* **Set task**
Output each line exactly as it appears, skipping any embedded picture.

+--

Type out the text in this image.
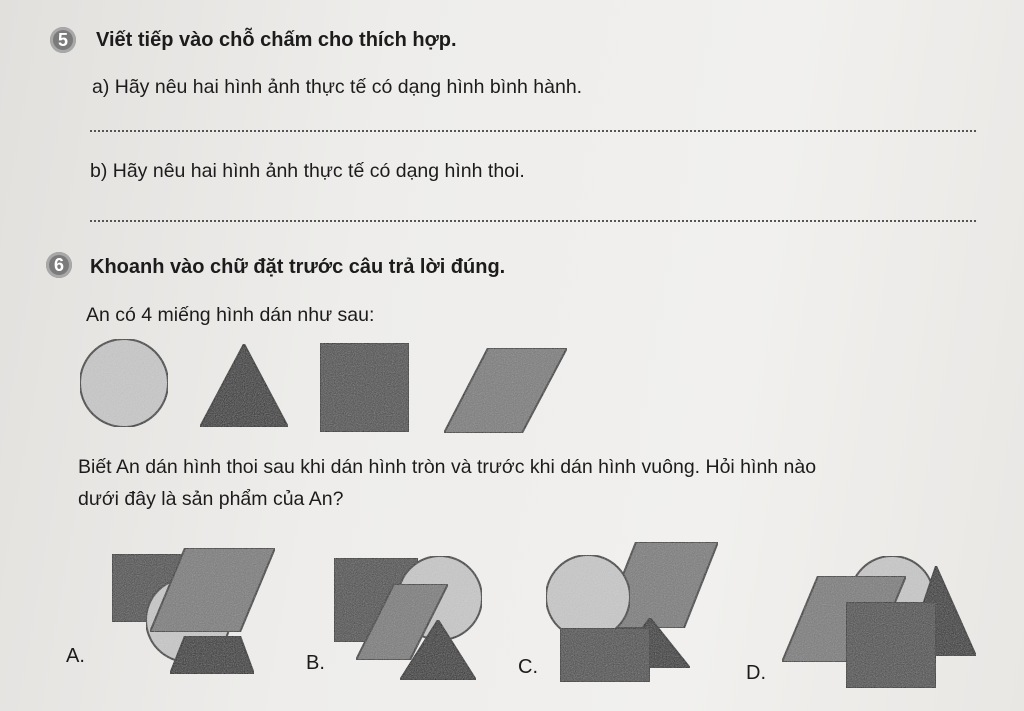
5	Viết tiếp vào chỗ chấm cho thích hợp.
a) Hãy nêu hai hình ảnh thực tế có dạng hình bình hành.
b) Hãy nêu hai hình ảnh thực tế có dạng hình thoi.
6	Khoanh vào chữ đặt trước câu trả lời đúng.
An có 4 miếng hình dán như sau:
Biết An dán hình thoi sau khi dán hình tròn và trước khi dán hình vuông. Hỏi hình nào
dưới đây là sản phẩm của An?
A.	B.	C.	D.
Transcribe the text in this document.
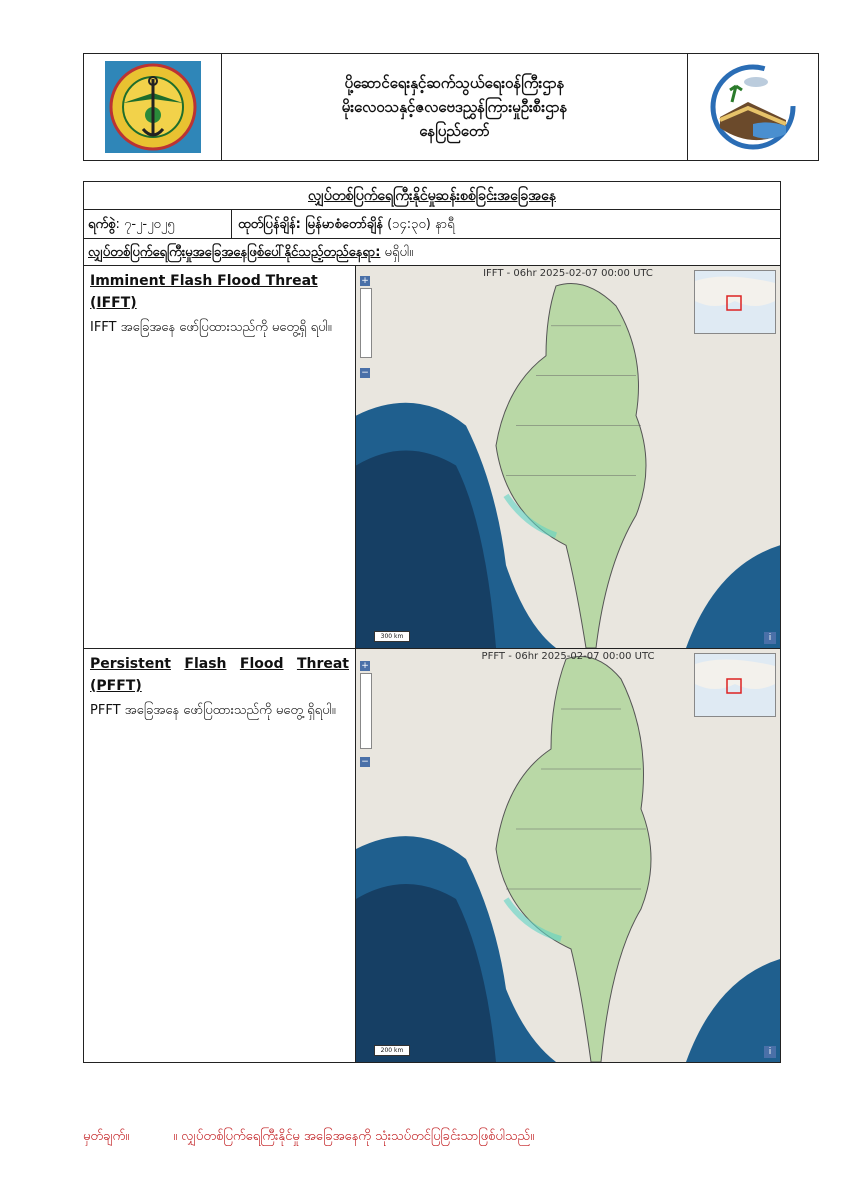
ပို့ဆောင်ရေးနှင့်ဆက်သွယ်ရေးဝန်ကြီးဌာန
မိုးလေဝသနှင့်ဇလဗေဒညွှန်ကြားမှုဦးစီးဌာန
နေပြည်တော်
လျှပ်တစ်ပြက်ရေကြီးနိုင်မှုဆန်းစစ်ခြင်းအခြေအနေ
ရက်စွဲ: ၇-၂-၂၀၂၅	ထုတ်ပြန်ချိန်: မြန်မာစံတော်ချိန် (၁၄:၃၀) နာရီ
လျှပ်တစ်ပြက်ရေကြီးမှုအခြေအနေဖြစ်ပေါ်နိုင်သည့်တည်နေရာ: မရှိပါ။
Imminent Flash Flood Threat (IFFT)
IFFT အခြေအနေ ဖော်ပြထားသည်ကို မတွေ့ရှိ ရပါ။
IFFT - 06hr 2025-02-07 00:00 UTC
+
−
300 km	i
Persistent Flash Flood Threat
(PFFT)
PFFT အခြေအနေ ဖော်ပြထားသည်ကို မတွေ့ ရှိရပါ။
PFFT - 06hr 2025-02-07 00:00 UTC
+
−
200 km	i
မှတ်ချက်။	။ လျှပ်တစ်ပြက်ရေကြီးနိုင်မှု အခြေအနေကို သုံးသပ်တင်ပြခြင်းသာဖြစ်ပါသည်။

+--

* **Final result**
Type out the text in this image.
5	Viết tiếp vào chỗ chấm cho thích hợp.
a) Hãy nêu hai hình ảnh thực tế có dạng hình bình hành.
b) Hãy nêu hai hình ảnh thực tế có dạng hình thoi.
6	Khoanh vào chữ đặt trước câu trả lời đúng.
An có 4 miếng hình dán như sau:
Biết An dán hình thoi sau khi dán hình tròn và trước khi dán hình vuông. Hỏi hình nào
dưới đây là sản phẩm của An?
A.	B.	C.	D.
Transcribe the text in this document.
ပို့ဆောင်ရေးနှင့်ဆက်သွယ်ရေးဝန်ကြီးဌာန
မိုးလေဝသနှင့်ဇလဗေဒညွှန်ကြားမှုဦးစီးဌာန
နေပြည်တော်
လျှပ်တစ်ပြက်ရေကြီးနိုင်မှုဆန်းစစ်ခြင်းအခြေအနေ
ရက်စွဲ: ၇-၂-၂၀၂၅	ထုတ်ပြန်ချိန်: မြန်မာစံတော်ချိန် (၁၄:၃၀) နာရီ
လျှပ်တစ်ပြက်ရေကြီးမှုအခြေအနေဖြစ်ပေါ်နိုင်သည့်တည်နေရာ: မရှိပါ။
Imminent Flash Flood Threat (IFFT)
IFFT အခြေအနေ ဖော်ပြထားသည်ကို မတွေ့ရှိ ရပါ။
IFFT - 06hr 2025-02-07 00:00 UTC
+
−
300 km	i
Persistent Flash Flood Threat
(PFFT)
PFFT အခြေအနေ ဖော်ပြထားသည်ကို မတွေ့ ရှိရပါ။
PFFT - 06hr 2025-02-07 00:00 UTC
+
−
200 km	i
မှတ်ချက်။	။ လျှပ်တစ်ပြက်ရေကြီးနိုင်မှု အခြေအနေကို သုံးသပ်တင်ပြခြင်းသာဖြစ်ပါသည်။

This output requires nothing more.